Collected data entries
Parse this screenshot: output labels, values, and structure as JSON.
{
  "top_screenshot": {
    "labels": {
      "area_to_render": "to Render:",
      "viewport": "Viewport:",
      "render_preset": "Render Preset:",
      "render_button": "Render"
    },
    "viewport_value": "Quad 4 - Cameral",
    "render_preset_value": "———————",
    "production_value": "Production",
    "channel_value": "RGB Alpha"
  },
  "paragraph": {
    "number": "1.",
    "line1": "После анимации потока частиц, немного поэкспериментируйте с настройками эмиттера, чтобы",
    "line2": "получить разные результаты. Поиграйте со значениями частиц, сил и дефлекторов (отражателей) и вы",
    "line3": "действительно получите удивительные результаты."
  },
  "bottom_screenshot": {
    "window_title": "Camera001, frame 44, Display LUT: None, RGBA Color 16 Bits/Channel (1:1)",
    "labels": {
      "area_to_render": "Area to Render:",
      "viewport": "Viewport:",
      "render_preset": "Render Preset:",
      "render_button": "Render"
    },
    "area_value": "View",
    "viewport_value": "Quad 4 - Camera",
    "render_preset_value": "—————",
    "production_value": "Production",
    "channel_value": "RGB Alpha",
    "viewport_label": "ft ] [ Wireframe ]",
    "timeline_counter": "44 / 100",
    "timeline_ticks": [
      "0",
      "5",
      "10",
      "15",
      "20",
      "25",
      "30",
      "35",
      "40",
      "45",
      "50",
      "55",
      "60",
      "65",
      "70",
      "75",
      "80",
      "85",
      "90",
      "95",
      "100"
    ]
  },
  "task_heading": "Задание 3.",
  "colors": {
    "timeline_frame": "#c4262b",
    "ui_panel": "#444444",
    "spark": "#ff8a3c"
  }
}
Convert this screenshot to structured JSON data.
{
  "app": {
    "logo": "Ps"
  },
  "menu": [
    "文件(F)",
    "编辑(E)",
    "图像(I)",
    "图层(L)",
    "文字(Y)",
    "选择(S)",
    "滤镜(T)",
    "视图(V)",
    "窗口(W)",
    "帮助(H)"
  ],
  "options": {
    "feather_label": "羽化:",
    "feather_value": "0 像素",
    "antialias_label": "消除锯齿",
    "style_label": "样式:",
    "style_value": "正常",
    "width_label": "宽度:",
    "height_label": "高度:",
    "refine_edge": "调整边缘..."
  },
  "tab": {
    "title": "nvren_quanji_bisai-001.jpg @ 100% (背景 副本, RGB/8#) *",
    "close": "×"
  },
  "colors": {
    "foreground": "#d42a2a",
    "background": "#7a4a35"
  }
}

- Task directions: Locate the word "JSON" in the records and collect each line it appears in.

- Solution to this task:
Parse this screenshot: output labels, values, and structure as JSON.
Convert this screenshot to structured JSON data.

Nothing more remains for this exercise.